Copy out each line that mentions the word "Total".

===

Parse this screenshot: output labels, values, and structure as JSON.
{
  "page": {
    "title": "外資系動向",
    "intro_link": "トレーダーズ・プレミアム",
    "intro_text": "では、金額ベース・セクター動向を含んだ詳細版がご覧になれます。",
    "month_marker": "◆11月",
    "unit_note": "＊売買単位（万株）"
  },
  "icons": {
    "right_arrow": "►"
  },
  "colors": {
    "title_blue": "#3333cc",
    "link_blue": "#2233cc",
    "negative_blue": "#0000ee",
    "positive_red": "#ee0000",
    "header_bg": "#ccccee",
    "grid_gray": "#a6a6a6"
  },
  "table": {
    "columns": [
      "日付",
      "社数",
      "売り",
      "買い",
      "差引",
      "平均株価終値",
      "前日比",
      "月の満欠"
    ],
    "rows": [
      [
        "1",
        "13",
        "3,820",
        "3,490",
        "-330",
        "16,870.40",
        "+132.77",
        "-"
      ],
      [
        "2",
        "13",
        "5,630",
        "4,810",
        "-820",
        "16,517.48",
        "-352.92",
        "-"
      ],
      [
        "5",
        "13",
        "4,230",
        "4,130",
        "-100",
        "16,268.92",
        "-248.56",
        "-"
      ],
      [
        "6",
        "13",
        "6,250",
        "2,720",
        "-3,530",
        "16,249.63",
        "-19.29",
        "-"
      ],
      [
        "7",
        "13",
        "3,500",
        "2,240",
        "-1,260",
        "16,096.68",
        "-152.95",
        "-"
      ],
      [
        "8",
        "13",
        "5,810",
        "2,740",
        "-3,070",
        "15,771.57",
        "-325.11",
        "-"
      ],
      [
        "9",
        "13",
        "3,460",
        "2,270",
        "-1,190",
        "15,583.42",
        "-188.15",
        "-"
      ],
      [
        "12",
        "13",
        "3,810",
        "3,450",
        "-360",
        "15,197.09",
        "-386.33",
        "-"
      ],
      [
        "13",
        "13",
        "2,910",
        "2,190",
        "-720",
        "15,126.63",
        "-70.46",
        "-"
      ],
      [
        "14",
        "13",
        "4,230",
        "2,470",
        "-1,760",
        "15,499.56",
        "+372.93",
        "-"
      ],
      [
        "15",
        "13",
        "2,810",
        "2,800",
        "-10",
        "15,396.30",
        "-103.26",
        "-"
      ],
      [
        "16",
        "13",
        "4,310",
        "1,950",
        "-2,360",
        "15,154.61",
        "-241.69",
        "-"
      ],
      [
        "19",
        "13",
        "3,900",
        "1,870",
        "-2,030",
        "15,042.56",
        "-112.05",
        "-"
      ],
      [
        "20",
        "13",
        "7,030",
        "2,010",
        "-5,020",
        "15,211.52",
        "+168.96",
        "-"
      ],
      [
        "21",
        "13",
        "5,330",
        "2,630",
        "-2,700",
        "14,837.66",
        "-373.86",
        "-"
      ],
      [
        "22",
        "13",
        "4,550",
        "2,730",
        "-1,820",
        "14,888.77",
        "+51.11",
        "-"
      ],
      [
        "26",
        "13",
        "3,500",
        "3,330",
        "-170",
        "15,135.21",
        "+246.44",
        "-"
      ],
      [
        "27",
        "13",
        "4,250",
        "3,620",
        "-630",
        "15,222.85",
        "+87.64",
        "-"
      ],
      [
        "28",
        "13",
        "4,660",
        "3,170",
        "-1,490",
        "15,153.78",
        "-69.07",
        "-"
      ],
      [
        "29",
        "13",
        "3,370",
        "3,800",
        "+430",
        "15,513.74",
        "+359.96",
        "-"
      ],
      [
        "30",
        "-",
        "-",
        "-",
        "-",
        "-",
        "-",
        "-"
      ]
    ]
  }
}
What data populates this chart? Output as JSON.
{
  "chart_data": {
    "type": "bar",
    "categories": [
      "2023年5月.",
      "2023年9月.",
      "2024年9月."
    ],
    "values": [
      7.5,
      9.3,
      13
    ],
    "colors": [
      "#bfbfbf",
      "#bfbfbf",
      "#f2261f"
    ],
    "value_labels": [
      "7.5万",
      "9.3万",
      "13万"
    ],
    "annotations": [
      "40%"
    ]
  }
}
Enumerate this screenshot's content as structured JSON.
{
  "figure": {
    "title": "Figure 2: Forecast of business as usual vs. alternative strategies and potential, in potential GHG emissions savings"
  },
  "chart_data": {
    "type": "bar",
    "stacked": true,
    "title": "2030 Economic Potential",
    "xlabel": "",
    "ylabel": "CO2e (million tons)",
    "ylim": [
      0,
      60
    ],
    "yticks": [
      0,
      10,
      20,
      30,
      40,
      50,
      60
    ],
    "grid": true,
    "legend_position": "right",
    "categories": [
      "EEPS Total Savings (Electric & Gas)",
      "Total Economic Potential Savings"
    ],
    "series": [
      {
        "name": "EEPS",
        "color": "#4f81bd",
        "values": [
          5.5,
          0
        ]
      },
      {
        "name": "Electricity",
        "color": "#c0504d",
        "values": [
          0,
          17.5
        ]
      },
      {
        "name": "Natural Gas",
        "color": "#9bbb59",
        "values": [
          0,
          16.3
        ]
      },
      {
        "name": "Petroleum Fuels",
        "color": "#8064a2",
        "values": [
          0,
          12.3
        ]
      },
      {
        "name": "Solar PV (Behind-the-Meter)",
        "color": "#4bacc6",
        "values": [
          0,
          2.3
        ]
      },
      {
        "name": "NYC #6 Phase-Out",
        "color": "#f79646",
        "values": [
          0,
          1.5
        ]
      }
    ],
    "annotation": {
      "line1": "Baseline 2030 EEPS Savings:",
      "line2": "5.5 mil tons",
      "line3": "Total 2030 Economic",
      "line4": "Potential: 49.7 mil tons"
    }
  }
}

===

EXERCISE OUTPUT.
      "EEPS Total Savings (Electric & Gas)",
      "Total Economic Potential Savings"
      "line3": "Total 2030 Economic",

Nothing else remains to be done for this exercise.